Requirements: In the entries that follow, find the word "面向对象的程序设计" and report each line it is on.

╭─ Exercise inputs

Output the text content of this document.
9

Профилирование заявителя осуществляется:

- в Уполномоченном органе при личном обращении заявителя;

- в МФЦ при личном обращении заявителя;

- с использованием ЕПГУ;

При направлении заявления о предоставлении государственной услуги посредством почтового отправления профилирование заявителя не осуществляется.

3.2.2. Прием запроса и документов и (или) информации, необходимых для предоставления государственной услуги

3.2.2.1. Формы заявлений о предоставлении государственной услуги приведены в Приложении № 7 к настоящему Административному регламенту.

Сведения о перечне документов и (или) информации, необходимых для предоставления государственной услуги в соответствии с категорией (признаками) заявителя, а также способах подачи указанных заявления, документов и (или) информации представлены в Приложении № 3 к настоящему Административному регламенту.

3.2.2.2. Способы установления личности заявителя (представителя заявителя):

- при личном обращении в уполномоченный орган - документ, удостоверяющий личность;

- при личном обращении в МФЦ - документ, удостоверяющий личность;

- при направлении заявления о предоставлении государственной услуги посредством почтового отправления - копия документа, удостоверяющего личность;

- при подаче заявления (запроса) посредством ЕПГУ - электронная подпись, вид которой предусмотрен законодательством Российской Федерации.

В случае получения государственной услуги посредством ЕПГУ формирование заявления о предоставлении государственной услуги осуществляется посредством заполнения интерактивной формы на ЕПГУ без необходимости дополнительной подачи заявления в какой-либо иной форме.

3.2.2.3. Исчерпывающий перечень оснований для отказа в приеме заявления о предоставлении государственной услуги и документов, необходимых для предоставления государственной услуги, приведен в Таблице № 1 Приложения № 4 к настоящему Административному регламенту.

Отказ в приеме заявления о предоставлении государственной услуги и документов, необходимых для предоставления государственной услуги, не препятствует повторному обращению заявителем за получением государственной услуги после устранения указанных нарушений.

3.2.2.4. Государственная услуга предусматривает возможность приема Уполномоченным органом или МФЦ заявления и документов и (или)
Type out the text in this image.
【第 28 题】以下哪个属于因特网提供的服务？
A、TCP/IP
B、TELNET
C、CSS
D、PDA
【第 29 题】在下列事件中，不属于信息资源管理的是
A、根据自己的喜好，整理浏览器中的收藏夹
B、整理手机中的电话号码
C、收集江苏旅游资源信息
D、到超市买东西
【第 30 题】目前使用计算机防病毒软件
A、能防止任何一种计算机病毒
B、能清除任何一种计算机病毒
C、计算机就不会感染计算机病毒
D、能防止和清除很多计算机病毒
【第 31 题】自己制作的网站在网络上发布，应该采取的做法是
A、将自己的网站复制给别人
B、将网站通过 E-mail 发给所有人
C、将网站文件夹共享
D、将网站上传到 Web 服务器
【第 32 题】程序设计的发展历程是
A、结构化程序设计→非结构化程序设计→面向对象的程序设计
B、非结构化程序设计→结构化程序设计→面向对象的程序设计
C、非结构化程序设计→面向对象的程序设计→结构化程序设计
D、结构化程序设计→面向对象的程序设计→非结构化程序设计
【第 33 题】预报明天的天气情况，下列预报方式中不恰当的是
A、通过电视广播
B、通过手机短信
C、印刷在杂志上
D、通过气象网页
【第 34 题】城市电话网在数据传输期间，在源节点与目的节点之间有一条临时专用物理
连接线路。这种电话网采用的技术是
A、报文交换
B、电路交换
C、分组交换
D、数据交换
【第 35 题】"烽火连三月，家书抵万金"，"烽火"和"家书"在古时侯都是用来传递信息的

╰─

Full output:
A、结构化程序设计→非结构化程序设计→面向对象的程序设计
B、非结构化程序设计→结构化程序设计→面向对象的程序设计
C、非结构化程序设计→面向对象的程序设计→结构化程序设计
D、结构化程序设计→面向对象的程序设计→非结构化程序设计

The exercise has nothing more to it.